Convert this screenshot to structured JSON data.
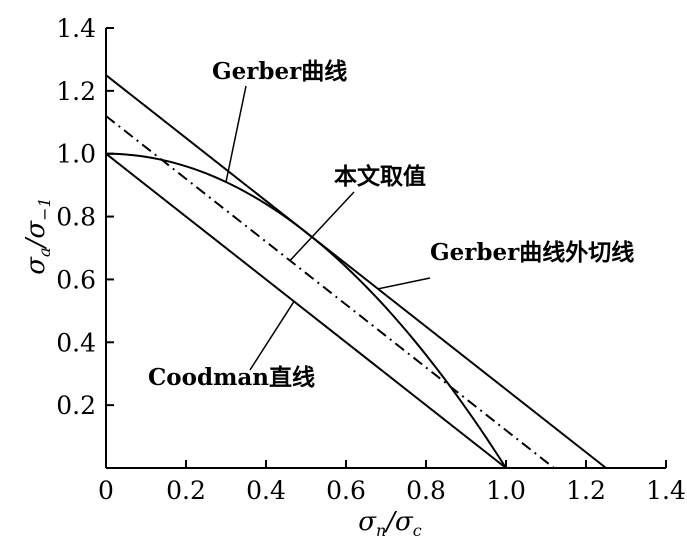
{
  "chart_data": {
    "type": "line",
    "title": "",
    "xlabel": "σn/σc",
    "ylabel": "σa/σ−1",
    "xlim": [
      0,
      1.4
    ],
    "ylim": [
      0,
      1.4
    ],
    "xticks": [
      "0",
      "0.2",
      "0.4",
      "0.6",
      "0.8",
      "1.0",
      "1.2",
      "1.4"
    ],
    "yticks": [
      "0.2",
      "0.4",
      "0.6",
      "0.8",
      "1.0",
      "1.2",
      "1.4"
    ],
    "grid": false,
    "series": [
      {
        "label": "Gerber曲线",
        "style": "solid",
        "x": [
          0,
          0.1,
          0.2,
          0.3,
          0.4,
          0.5,
          0.6,
          0.7,
          0.8,
          0.9,
          1.0
        ],
        "y": [
          1.0,
          0.99,
          0.96,
          0.91,
          0.84,
          0.75,
          0.64,
          0.51,
          0.36,
          0.19,
          0.0
        ]
      },
      {
        "label": "Gerber曲线外切线",
        "style": "solid",
        "x": [
          0,
          1.25
        ],
        "y": [
          1.25,
          0
        ]
      },
      {
        "label": "本文取值",
        "style": "dash-dot",
        "x": [
          0,
          1.12
        ],
        "y": [
          1.12,
          0
        ]
      },
      {
        "label": "Coodman直线",
        "style": "solid",
        "x": [
          0,
          1.0
        ],
        "y": [
          1.0,
          0
        ]
      }
    ],
    "annotations": [
      {
        "text": "Gerber曲线",
        "target": [
          0.3,
          0.91
        ]
      },
      {
        "text": "本文取值",
        "target": [
          0.46,
          0.66
        ]
      },
      {
        "text": "Gerber曲线外切线",
        "target": [
          0.68,
          0.57
        ]
      },
      {
        "text": "Coodman直线",
        "target": [
          0.47,
          0.53
        ]
      }
    ]
  }
}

◆ **WRITTEN EXERCISE**: From the entries above, extract every line where the word "text" appears.

◆ **WRITTEN RESPONSE**:
        "text": "Gerber曲线",
        "text": "本文取值",
        "text": "Gerber曲线外切线",
        "text": "Coodman直线",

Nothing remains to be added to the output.